Excerpt provided:
◇ ◇ ◇

IT Helpdesk Specialist, John. Virtual Assistant, Annette. Sales Manager, Sally. Marketing Manager, Mark.
There’s a good chance you’ve heard of them.
They’re called marketing personas. Although they’re not actual people. They’re based on real-life customers. Today’s marketers can’t live without them.
In this post, we’ll talk about marketing personas, why they’re important, and the best practices for creating one in 2024.
What is a marketing persona?
Marketing personas are sometimes also called buyer personas. They are semi-fictional, generalized representations of a company’s ideal customers.
These characters are created based on research, data, and insights from actual customers. Buyer personas can inform a wide range of marketing activities. Including content creation, advertising, and even product development.
They help marketers better understand their target audiences. Also, how to communicate with them more effectively. And on which channels they’re most likely to respond, among other things.
The number of marketing personas you will need depends on the products or services you offer and your target audience.
How have marketing personas changed in the past years?
Software designer and technology consultant Alan Cooper pioneered the use of personas in 1985.
To help him create a project management tool that was user-friendly, he interviewed a number of likely users, mostly colleagues. Out of those interviews, the user persona Kathy was born.
Later, as a business intelligence software consultant, he developed the personas Chuck, Cynthia, and Rob. These represented three distinct categories of users based on their goals, tasks, and skill levels.
In 1994, Angus Jenkinson proposed grouping people with similar attitudes. This concept led to more detailed personas that also explore buyers’ goals, values, frustrations, and motivations.
In later years, Clayton Christensen’s “jobs to be done” theory for creating personas took hold. It encouraged marketers to ask the questions:
- What is a person trying to get done?
- What jobs can the product do for the person “hiring” it?
The early 2000s saw the introduction of qualitative and quantitative personas. As well as the development of data-driven personas. In 2017, researchers launched AI-powered tools to automatically turn customer data into personas.
How to make a marketing persona
Creating buyer personas for your persona marketing strategy will involve a three-stage process:
Research your audience thoroughly
You need data to get started. Your marketing personas will reflect a wide range of information about your target consumers, including:
- Demographics: Age, gender, relationship status, location, education level, occupation, and income.

◇ ◇ ◇

Directives:
a – Rewrite everything from "To help him" down to "frustrations, and motivations." in the marketing personas article, replacing "colleagues" with "coworkers".
b – Answer these questions from the marketing personas article:
(i) In what year did Alan Cooper pioneer the use of personas?
(ii) What was the user persona that came out of Cooper's interviews called?
(iii) In what year did researchers launch AI-powered tools to turn customer data into personas?
c – Does the marketing personas article support each statement? Answer yes or no, quoting the words that decide it.
(i) Marketing personas are sometimes called buyer personas.
(ii) Angus Jenkinson proposed grouping people with similar attitudes in 1985.
(iii) Creating buyer personas involves a five-stage process.

Data excerpt:

◇ ◇ ◇

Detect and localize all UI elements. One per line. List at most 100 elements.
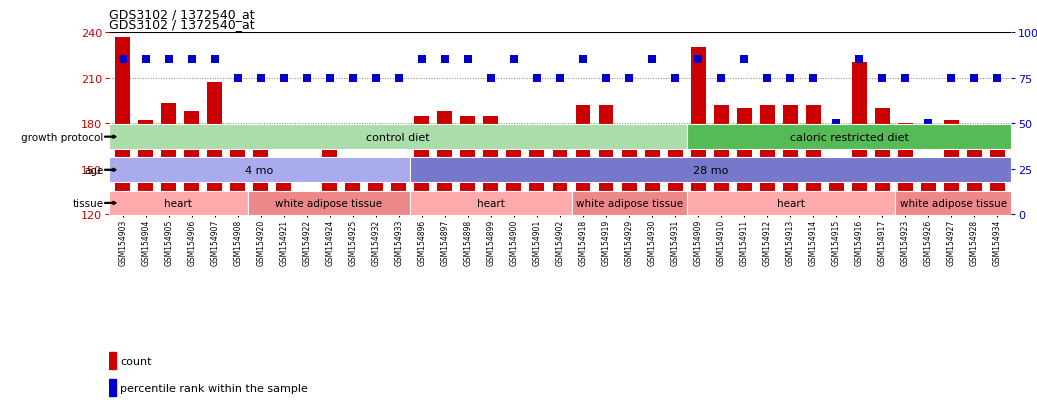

◇ ◇ ◇

Answers for the exercise:
a –
To help him create a project management tool that was user-friendly, he interviewed a number of likely users, mostly coworkers. Out of those interviews, the user persona Kathy was born.
Later, as a business intelligence software consultant, he developed the personas Chuck, Cynthia, and Rob. These represented three distinct categories of users based on their goals, tasks, and skill levels.
In 1994, Angus Jenkinson proposed grouping people with similar attitudes. This concept led to more detailed personas that also explore buyers’ goals, values, frustrations, and motivations.

b –
(i) 1985
(ii) Kathy
(iii) 2017

c –
(i) Yes: "Marketing personas are sometimes also called buyer personas."
(ii) No: "In 1994, Angus Jenkinson proposed grouping people with similar attitudes."
(iii) No: "will involve a three-stage process"